— start EXCERPT TO READ —

Was it hot or not?
If you're only interested in information about games, skip over the text in italics, because that's where I do NOT provide any of that.
I went to the Spiel in Essen, Germany's biggest board game fair, with my two friends Alex and Andi, to explain games at the Heidelberger Spieleverlag booth, Germany's distributor and translator of FFG, Nexus, FFP, Valley Games and more. my friends worked all four days, I took Sunday off to stroll around the exhibition with another friend Rico, whose apartment we were staying at, but who couldn't go on Thursday or Friday.
Age of Conan
I didn't play this game, but Andi played the prototype on Thursday when things weren't yet that busy at our booth. He thought it was pretty good and described the game play a little.
Every player is trying to become the most powerful nation. At the beginning of the game a bunch of dice are rolled as in WAR OF THE RING, but here all players pick from the same pool. Once the pool has been emptied all dice are rolled again, giving every player the choice over a full pool at some point in the game. To take control over other areas the players can either fight a battle or stage an intrigue. The combat system is also dice based, but you need to expend cards to trigger special results turning useless die results into very effective ones. Conan is controlled by the game system is wandering around aimlessly on the board, randomly helping one player and slaying dudes of the other. That's about all I remember.
My friend Alex explained this game from Saturday onwards and he was very enthusiastic about it on Saturday already, so I just urged to play it on Sunday.
Basically this game is SHADOW OVER CHAMELOT done right. It expands the similar card play to an extent which satisfies dedicated gamers and gives the players, especially also the traitor, far more options and also threatens them with many more different calamities. We didn't finish our game, but I'm certain our Galactica would have never reached its goal(, which it would do by jumping a few times before reaching Kobol). Morale was decreasing fast. I played Apollo and was deemed to idling all game, because every time just the moment before I closed the range to attack enemy Cylon ships, our Admiral Adama launched a nuke (to protect his son?), so we were out of nukes after jumping twice. This lead the other players to think that I was the traitor. I knew who our real traitor was very quickly, but during the whole game I was either piloting a Viper or in the Sick Bay and the other players wouldn't have trusted me anyway. Consequently I was hoping to become a Cylon traitor the second time loyalty cards are handed out, which is by the way a very nice aspect of the game. My friend Rico got two traitor cards and if the game had continued I'm pretty certain he would have passed me one, which is completely legal and also a very nice rule. All in all we (all four) think this is an awesome game and if it wasn't sold out at the end of Essen we would own a copy already.
Conflict of Heroes: Awakening the Bear
This game was hyped a lot before Essen and was also published quite some time ago. I did not buy it, because I generally never trust hypes and also wanted to play the game before buying it. The single session I played confirmed some of my prejudices, while also overwhelming me. The game is simple and fun, because it converts all aspects of tactical warfare, which slows down other game systems, into a few dice or movement modifiers, chit draws and cards. Losing two of my eight squads/teams already to the opening attack, I was pushing my little Nazi Germans hard, because tactical games like this always put time constraints on the attacker. Maybe a little too hard, because only single squads reached their victory hex one after the other and although the close combat was deadly the Soviet Russians gave away no quarter. I congratulate my opponent Rico to a glorious defense of the motherland, which according to the demonstrator was only the second Russian victory for the whole four days of the exhibition. Still, we did not think the scenario was unbalanced, maybe the Russian strategy is just harder to grasp and other less experienced players set up pointless counterattacks.

— end EXCERPT TO READ —
— start EXCERPTED DATA —

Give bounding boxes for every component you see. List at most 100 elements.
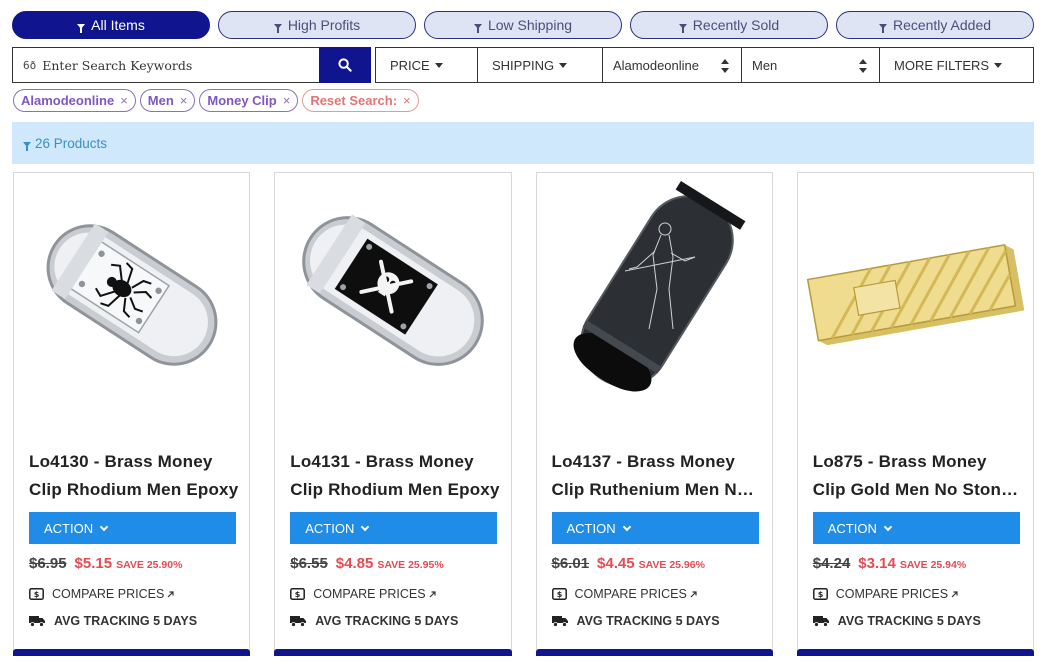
product-image[interactable] xyxy=(545,179,765,411)
tracking-info: AVG TRACKING 5 DAYS xyxy=(551,614,720,628)
compare-prices-label: COMPARE PRICES xyxy=(52,587,165,601)
funnel-icon xyxy=(23,141,31,151)
dollar-bill-icon: $ xyxy=(29,588,44,600)
select-arrows-icon xyxy=(859,59,867,73)
compare-prices-link[interactable]: $ COMPARE PRICES xyxy=(551,587,698,601)
product-title[interactable]: Lo875 - Brass Money Clip Gold Men No Sto… xyxy=(813,448,1023,504)
search-input[interactable]: 6ð Enter Search Keywords xyxy=(12,47,319,83)
tab-label: Low Shipping xyxy=(487,17,573,33)
save-percent: SAVE 25.95% xyxy=(377,559,444,571)
chip-label: Reset Search: xyxy=(310,93,398,108)
tracking-info: AVG TRACKING 5 DAYS xyxy=(29,614,197,628)
card-bottom-bar xyxy=(535,649,773,656)
sale-price: $3.14 xyxy=(858,555,896,572)
product-title[interactable]: Lo4131 - Brass Money Clip Rhodium Men Ep… xyxy=(290,448,500,504)
product-title[interactable]: Lo4130 - Brass Money Clip Rhodium Men Ep… xyxy=(29,448,239,504)
save-percent: SAVE 25.90% xyxy=(116,559,183,571)
price-row: $4.24 $3.14 SAVE 25.94% xyxy=(813,555,966,572)
funnel-icon xyxy=(473,23,482,33)
sale-price: $4.85 xyxy=(335,555,374,572)
close-icon[interactable]: × xyxy=(120,93,128,108)
truck-icon xyxy=(29,616,45,627)
dollar-bill-icon: $ xyxy=(551,588,567,600)
action-label: ACTION xyxy=(827,520,877,536)
action-button[interactable]: ACTION xyxy=(551,512,759,544)
filter-tabs: All Items High Profits Low Shipping Rece… xyxy=(12,11,1034,39)
chip-store[interactable]: Alamodeonline × xyxy=(13,89,136,112)
tracking-label: AVG TRACKING 5 DAYS xyxy=(54,614,198,628)
more-filters-button[interactable]: MORE FILTERS xyxy=(880,47,1034,83)
tab-low-shipping[interactable]: Low Shipping xyxy=(424,11,622,39)
compare-prices-link[interactable]: $ COMPARE PRICES xyxy=(29,587,175,601)
external-link-icon xyxy=(951,590,958,597)
original-price: $6.95 xyxy=(29,555,67,572)
tab-recently-added[interactable]: Recently Added xyxy=(836,11,1034,39)
card-bottom-bar xyxy=(13,649,251,656)
price-row: $6.55 $4.85 SAVE 25.95% xyxy=(290,555,443,572)
tracking-label: AVG TRACKING 5 DAYS xyxy=(837,614,981,628)
tracking-info: AVG TRACKING 5 DAYS xyxy=(812,614,981,628)
tracking-label: AVG TRACKING 5 DAYS xyxy=(576,614,720,628)
action-button[interactable]: ACTION xyxy=(29,512,236,544)
tab-label: Recently Sold xyxy=(692,17,780,33)
tab-high-profits[interactable]: High Profits xyxy=(218,11,416,39)
svg-text:$: $ xyxy=(34,590,40,599)
svg-text:$: $ xyxy=(295,590,301,599)
search-icon xyxy=(338,58,352,72)
chip-label: Alamodeonline xyxy=(21,93,115,108)
shipping-filter[interactable]: SHIPPING xyxy=(478,47,603,83)
funnel-icon xyxy=(678,23,687,33)
filter-bar: 6ð Enter Search Keywords PRICE SHIPPING … xyxy=(12,47,1034,83)
product-card: Lo4130 - Brass Money Clip Rhodium Men Ep… xyxy=(13,172,251,656)
close-icon[interactable]: × xyxy=(403,93,411,108)
product-image[interactable] xyxy=(806,179,1026,411)
action-label: ACTION xyxy=(566,520,616,536)
tab-all-items[interactable]: All Items xyxy=(12,11,210,39)
price-row: $6.01 $4.45 SAVE 25.96% xyxy=(552,555,705,572)
chip-gender[interactable]: Men × xyxy=(139,89,196,112)
store-select[interactable]: Alamodeonline xyxy=(603,47,742,83)
product-card: Lo875 - Brass Money Clip Gold Men No Sto… xyxy=(796,172,1034,656)
price-filter[interactable]: PRICE xyxy=(375,47,478,83)
product-title[interactable]: Lo4137 - Brass Money Clip Ruthenium Men … xyxy=(552,448,762,504)
tracking-info: AVG TRACKING 5 DAYS xyxy=(290,614,458,628)
compare-prices-label: COMPARE PRICES xyxy=(313,587,426,601)
chevron-down-icon xyxy=(99,522,109,531)
caret-down-icon xyxy=(994,62,1003,68)
action-label: ACTION xyxy=(44,520,94,536)
gender-select[interactable]: Men xyxy=(742,47,880,83)
reset-search-chip[interactable]: Reset Search: × xyxy=(302,89,419,112)
chip-category[interactable]: Money Clip × xyxy=(199,89,299,112)
product-card: Lo4131 - Brass Money Clip Rhodium Men Ep… xyxy=(274,172,512,656)
shipping-filter-label: SHIPPING xyxy=(492,57,555,73)
product-card: Lo4137 - Brass Money Clip Ruthenium Men … xyxy=(535,172,773,656)
compare-prices-link[interactable]: $ COMPARE PRICES xyxy=(812,587,959,601)
compare-prices-link[interactable]: $ COMPARE PRICES xyxy=(290,587,436,601)
price-filter-label: PRICE xyxy=(390,57,430,73)
save-percent: SAVE 25.96% xyxy=(638,559,705,571)
action-button[interactable]: ACTION xyxy=(290,512,498,544)
original-price: $6.55 xyxy=(290,555,328,572)
external-link-icon xyxy=(690,590,697,597)
product-image[interactable] xyxy=(22,179,242,411)
close-icon[interactable]: × xyxy=(180,93,188,108)
close-icon[interactable]: × xyxy=(283,93,291,108)
external-link-icon xyxy=(167,590,174,597)
tab-recently-sold[interactable]: Recently Sold xyxy=(630,11,828,39)
store-select-value: Alamodeonline xyxy=(613,57,700,73)
price-row: $6.95 $5.15 SAVE 25.90% xyxy=(29,555,182,572)
original-price: $4.24 xyxy=(812,555,851,572)
funnel-icon xyxy=(273,23,282,33)
chip-label: Men xyxy=(147,93,174,108)
chevron-down-icon xyxy=(622,522,631,531)
compare-prices-label: COMPARE PRICES xyxy=(835,587,949,601)
product-image[interactable] xyxy=(283,179,503,411)
external-link-icon xyxy=(429,590,436,597)
product-count: 26 Products xyxy=(35,135,108,151)
search-button[interactable] xyxy=(319,47,371,83)
caret-down-icon xyxy=(434,62,443,68)
save-percent: SAVE 25.94% xyxy=(899,559,967,571)
gender-select-value: Men xyxy=(752,57,778,73)
action-button[interactable]: ACTION xyxy=(812,512,1020,544)
truck-icon xyxy=(551,616,568,627)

— end EXCERPTED DATA —

§ TASKS TO PERFORM:
1. Using the game fair post, answer these questions:
(a) Which two friends went to the Spiel in Essen with the writer to explain games?
(b) Which day did the writer take off to stroll around the exhibition?
(c) According to the demonstrator, how many Russian victories had there been in Conflict of Heroes over the four days, counting Rico's?
2. Rewrite the game fair post between "Every player is" and "it on Sunday.", inclusive, putting "conspiracy" in place of "intrigue".

§ ANSWERS GIVEN:
1.
(a) Alex and Andi.
(b) Sunday.
(c) Two. Rico's defense was only the second Russian victory of the four days.

2.
Every player is trying to become the most powerful nation. At the beginning of the game a bunch of dice are rolled as in WAR OF THE RING, but here all players pick from the same pool. Once the pool has been emptied all dice are rolled again, giving every player the choice over a full pool at some point in the game. To take control over other areas the players can either fight a battle or stage an conspiracy. The combat system is also dice based, but you need to expend cards to trigger special results turning useless die results into very effective ones. Conan is controlled by the game system is wandering around aimlessly on the board, randomly helping one player and slaying dudes of the other. That's about all I remember.
My friend Alex explained this game from Saturday onwards and he was very enthusiastic about it on Saturday already, so I just urged to play it on Sunday.